### [Problem to solve]
Provide an exact copy of the data, excluding the images.

### [Working data]
══════════

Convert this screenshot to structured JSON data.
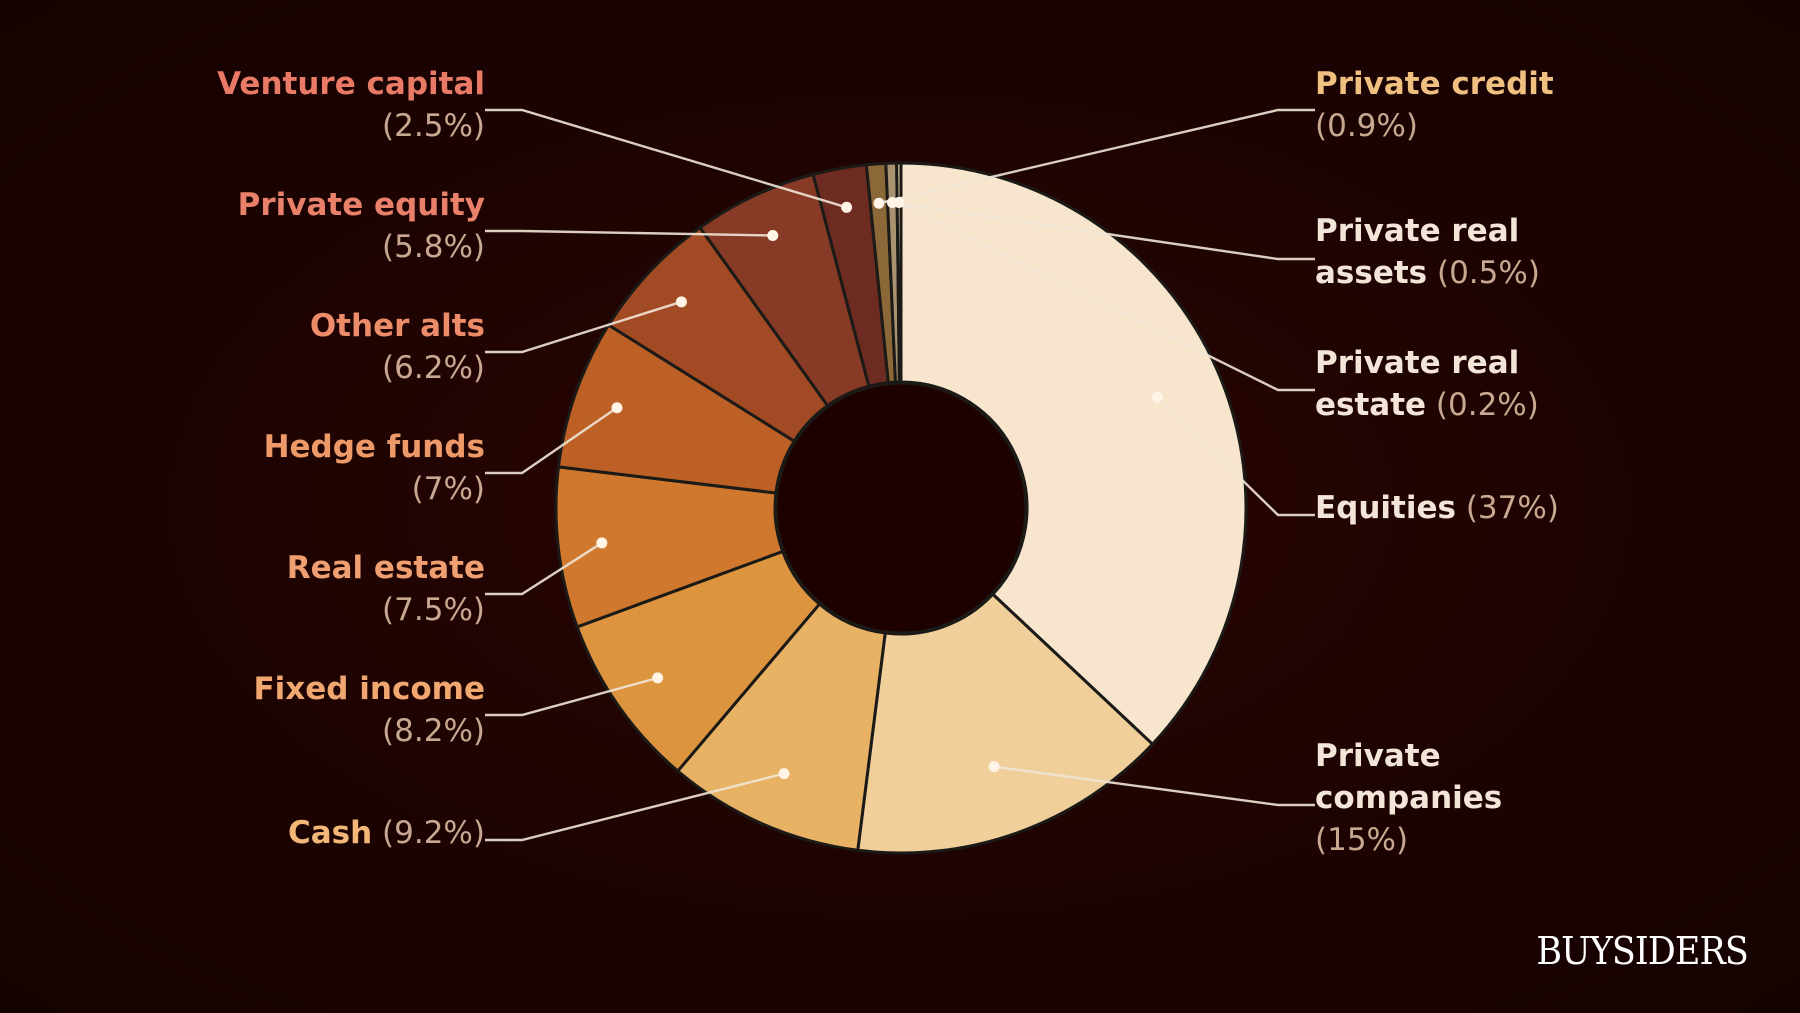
{
  "brand": "BUYSIDERS",
  "chart_data": {
    "type": "pie",
    "variant": "donut",
    "slices": [
      {
        "label": "Equities",
        "value": 37,
        "display": "(37%)",
        "color": "#f7e6cd",
        "label_color": "#f3e6d8"
      },
      {
        "label": "Private companies",
        "value": 15,
        "display": "(15%)",
        "color": "#f0cf9b",
        "label_color": "#f3e6d8"
      },
      {
        "label": "Cash",
        "value": 9.2,
        "display": "(9.2%)",
        "color": "#e8b265",
        "label_color": "#f3b878"
      },
      {
        "label": "Fixed income",
        "value": 8.2,
        "display": "(8.2%)",
        "color": "#dc943f",
        "label_color": "#f0a870"
      },
      {
        "label": "Real estate",
        "value": 7.5,
        "display": "(7.5%)",
        "color": "#d0792e",
        "label_color": "#f0a070"
      },
      {
        "label": "Hedge funds",
        "value": 7,
        "display": "(7%)",
        "color": "#bd6026",
        "label_color": "#ee9a68"
      },
      {
        "label": "Other alts",
        "value": 6.2,
        "display": "(6.2%)",
        "color": "#a14a23",
        "label_color": "#ec8c68"
      },
      {
        "label": "Private equity",
        "value": 5.8,
        "display": "(5.8%)",
        "color": "#873a25",
        "label_color": "#e8806a"
      },
      {
        "label": "Venture capital",
        "value": 2.5,
        "display": "(2.5%)",
        "color": "#6e2b22",
        "label_color": "#e87a66"
      },
      {
        "label": "Private credit",
        "value": 0.9,
        "display": "(0.9%)",
        "color": "#8c6838",
        "label_color": "#f0c080"
      },
      {
        "label": "Private real assets",
        "value": 0.5,
        "display": "(0.5%)",
        "color": "#a89270",
        "label_color": "#f3e6d8"
      },
      {
        "label": "Private real estate",
        "value": 0.2,
        "display": "(0.2%)",
        "color": "#d8c8a8",
        "label_color": "#f3e6d8"
      }
    ]
  }
}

══════════

### [Solution to this problem]
Convert this screenshot to structured JSON data.
{
  "brand": "BUYSIDERS",
  "chart_data": {
    "type": "pie",
    "variant": "donut",
    "slices": [
      {
        "label": "Equities",
        "value": 37,
        "display": "(37%)",
        "color": "#f7e6cd",
        "label_color": "#f3e6d8"
      },
      {
        "label": "Private companies",
        "value": 15,
        "display": "(15%)",
        "color": "#f0cf9b",
        "label_color": "#f3e6d8"
      },
      {
        "label": "Cash",
        "value": 9.2,
        "display": "(9.2%)",
        "color": "#e8b265",
        "label_color": "#f3b878"
      },
      {
        "label": "Fixed income",
        "value": 8.2,
        "display": "(8.2%)",
        "color": "#dc943f",
        "label_color": "#f0a870"
      },
      {
        "label": "Real estate",
        "value": 7.5,
        "display": "(7.5%)",
        "color": "#d0792e",
        "label_color": "#f0a070"
      },
      {
        "label": "Hedge funds",
        "value": 7,
        "display": "(7%)",
        "color": "#bd6026",
        "label_color": "#ee9a68"
      },
      {
        "label": "Other alts",
        "value": 6.2,
        "display": "(6.2%)",
        "color": "#a14a23",
        "label_color": "#ec8c68"
      },
      {
        "label": "Private equity",
        "value": 5.8,
        "display": "(5.8%)",
        "color": "#873a25",
        "label_color": "#e8806a"
      },
      {
        "label": "Venture capital",
        "value": 2.5,
        "display": "(2.5%)",
        "color": "#6e2b22",
        "label_color": "#e87a66"
      },
      {
        "label": "Private credit",
        "value": 0.9,
        "display": "(0.9%)",
        "color": "#8c6838",
        "label_color": "#f0c080"
      },
      {
        "label": "Private real assets",
        "value": 0.5,
        "display": "(0.5%)",
        "color": "#a89270",
        "label_color": "#f3e6d8"
      },
      {
        "label": "Private real estate",
        "value": 0.2,
        "display": "(0.2%)",
        "color": "#d8c8a8",
        "label_color": "#f3e6d8"
      }
    ]
  }
}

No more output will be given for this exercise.